Exercise prompt: Tally the lines of the listing that contain the word "value", then give the total and nothing else.

-------- Dataset entries

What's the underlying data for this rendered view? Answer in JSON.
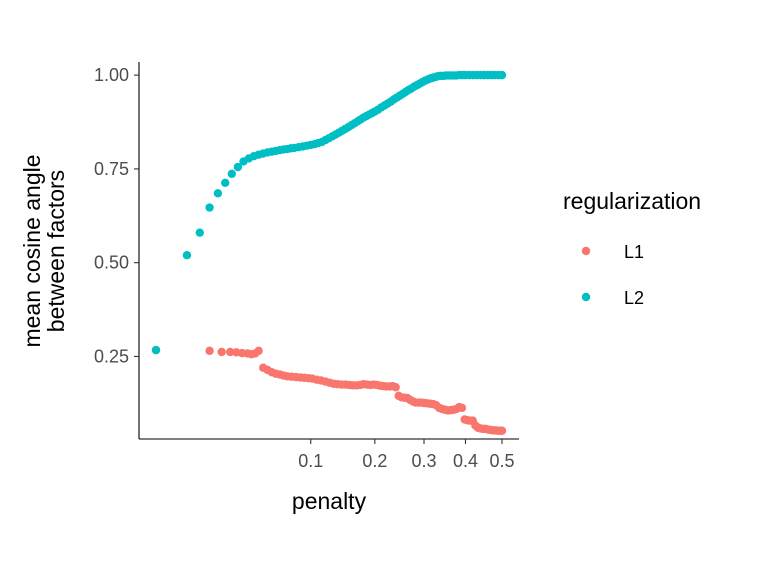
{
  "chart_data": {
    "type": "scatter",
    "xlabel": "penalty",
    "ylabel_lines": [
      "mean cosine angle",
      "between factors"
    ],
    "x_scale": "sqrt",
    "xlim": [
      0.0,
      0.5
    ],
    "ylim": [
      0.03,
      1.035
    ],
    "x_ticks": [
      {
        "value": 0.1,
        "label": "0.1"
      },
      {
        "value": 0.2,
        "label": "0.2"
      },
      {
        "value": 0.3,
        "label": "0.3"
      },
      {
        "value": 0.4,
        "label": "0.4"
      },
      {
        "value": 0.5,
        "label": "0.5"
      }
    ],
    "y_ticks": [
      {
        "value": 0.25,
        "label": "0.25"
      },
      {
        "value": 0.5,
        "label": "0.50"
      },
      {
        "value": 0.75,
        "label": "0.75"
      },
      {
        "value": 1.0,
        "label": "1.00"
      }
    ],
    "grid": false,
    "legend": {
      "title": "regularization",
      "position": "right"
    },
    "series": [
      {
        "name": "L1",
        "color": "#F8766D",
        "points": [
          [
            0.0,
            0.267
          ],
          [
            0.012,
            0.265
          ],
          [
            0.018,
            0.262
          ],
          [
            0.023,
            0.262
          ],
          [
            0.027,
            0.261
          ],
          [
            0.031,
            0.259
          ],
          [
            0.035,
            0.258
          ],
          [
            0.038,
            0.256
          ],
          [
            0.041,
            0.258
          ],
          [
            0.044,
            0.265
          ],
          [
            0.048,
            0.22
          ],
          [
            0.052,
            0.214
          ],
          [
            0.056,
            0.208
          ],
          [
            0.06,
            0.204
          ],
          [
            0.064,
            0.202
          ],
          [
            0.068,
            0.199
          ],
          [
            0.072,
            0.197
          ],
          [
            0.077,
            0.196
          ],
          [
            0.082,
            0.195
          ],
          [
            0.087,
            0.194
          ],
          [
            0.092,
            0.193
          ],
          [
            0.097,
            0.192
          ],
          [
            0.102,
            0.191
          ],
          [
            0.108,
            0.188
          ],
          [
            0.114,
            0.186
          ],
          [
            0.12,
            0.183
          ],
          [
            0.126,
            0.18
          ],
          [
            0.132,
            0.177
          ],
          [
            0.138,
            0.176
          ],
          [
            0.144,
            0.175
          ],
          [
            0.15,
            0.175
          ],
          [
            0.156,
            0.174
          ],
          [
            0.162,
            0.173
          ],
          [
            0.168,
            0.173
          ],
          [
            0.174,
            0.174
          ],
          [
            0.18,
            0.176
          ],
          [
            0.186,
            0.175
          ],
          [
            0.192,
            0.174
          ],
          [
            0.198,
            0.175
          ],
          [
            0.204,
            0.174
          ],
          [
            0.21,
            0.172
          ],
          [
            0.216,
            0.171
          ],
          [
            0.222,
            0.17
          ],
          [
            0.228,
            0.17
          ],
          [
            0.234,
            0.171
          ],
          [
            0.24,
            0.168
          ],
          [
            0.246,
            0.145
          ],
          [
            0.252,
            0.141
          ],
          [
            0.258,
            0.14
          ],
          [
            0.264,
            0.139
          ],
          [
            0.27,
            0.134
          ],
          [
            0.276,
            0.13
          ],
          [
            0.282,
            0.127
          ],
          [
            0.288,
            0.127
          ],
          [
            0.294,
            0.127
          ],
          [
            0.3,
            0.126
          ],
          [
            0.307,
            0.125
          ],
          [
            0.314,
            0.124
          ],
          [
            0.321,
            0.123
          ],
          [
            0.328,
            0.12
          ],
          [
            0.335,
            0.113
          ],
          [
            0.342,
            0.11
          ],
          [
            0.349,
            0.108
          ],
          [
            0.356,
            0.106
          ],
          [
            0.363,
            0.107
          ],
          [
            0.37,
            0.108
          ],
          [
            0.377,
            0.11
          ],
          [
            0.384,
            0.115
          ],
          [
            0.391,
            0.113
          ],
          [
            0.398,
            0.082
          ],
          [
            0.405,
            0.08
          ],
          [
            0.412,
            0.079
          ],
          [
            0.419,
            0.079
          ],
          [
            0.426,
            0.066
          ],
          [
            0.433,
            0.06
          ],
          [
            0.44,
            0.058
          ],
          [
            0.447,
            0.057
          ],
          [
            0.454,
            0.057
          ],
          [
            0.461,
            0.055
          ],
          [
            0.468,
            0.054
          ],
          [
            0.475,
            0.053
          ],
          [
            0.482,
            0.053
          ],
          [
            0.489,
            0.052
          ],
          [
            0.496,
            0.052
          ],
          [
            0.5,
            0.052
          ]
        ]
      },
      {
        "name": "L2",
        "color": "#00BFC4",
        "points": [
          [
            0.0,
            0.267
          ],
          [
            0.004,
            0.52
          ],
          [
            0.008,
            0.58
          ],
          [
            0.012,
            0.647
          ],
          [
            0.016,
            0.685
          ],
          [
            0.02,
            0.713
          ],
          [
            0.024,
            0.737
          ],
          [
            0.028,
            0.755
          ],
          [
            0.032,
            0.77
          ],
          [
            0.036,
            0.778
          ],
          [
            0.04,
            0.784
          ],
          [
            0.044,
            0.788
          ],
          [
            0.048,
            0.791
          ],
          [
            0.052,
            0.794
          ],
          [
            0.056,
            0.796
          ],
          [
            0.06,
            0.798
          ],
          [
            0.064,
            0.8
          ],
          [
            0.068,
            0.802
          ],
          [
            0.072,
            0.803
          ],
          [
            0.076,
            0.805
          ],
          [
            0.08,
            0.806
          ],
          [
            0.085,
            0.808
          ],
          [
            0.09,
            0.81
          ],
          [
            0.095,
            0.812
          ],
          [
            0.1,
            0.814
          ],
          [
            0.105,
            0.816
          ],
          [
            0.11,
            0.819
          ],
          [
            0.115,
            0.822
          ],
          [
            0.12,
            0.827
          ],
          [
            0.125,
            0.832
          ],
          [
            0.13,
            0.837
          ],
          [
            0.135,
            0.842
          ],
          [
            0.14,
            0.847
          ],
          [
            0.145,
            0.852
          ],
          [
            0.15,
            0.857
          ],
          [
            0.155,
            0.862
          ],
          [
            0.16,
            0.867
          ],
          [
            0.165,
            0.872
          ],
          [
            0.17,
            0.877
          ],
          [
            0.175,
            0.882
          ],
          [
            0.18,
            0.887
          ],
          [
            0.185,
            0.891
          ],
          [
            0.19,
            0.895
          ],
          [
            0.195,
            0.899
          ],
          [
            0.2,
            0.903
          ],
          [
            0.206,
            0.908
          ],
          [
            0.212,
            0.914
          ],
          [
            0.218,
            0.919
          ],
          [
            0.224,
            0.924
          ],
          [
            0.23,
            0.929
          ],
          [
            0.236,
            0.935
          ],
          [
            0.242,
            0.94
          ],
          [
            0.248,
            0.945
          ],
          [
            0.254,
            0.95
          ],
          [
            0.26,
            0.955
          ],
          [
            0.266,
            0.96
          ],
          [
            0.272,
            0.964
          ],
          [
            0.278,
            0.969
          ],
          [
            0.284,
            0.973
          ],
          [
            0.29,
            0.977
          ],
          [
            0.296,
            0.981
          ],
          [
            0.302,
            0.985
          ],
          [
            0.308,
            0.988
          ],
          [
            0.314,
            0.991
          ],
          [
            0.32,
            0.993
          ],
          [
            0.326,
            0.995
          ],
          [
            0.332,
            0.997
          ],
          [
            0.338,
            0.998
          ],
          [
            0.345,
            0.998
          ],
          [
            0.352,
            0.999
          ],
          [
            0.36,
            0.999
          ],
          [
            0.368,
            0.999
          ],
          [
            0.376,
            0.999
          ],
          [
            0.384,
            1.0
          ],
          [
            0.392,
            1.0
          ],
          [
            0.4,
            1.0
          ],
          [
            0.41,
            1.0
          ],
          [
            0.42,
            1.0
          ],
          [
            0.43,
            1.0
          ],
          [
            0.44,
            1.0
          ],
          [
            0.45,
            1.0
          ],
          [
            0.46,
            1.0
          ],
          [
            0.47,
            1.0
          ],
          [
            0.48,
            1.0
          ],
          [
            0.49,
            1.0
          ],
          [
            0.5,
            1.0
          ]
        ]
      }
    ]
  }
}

----------------

Solved exercise: 9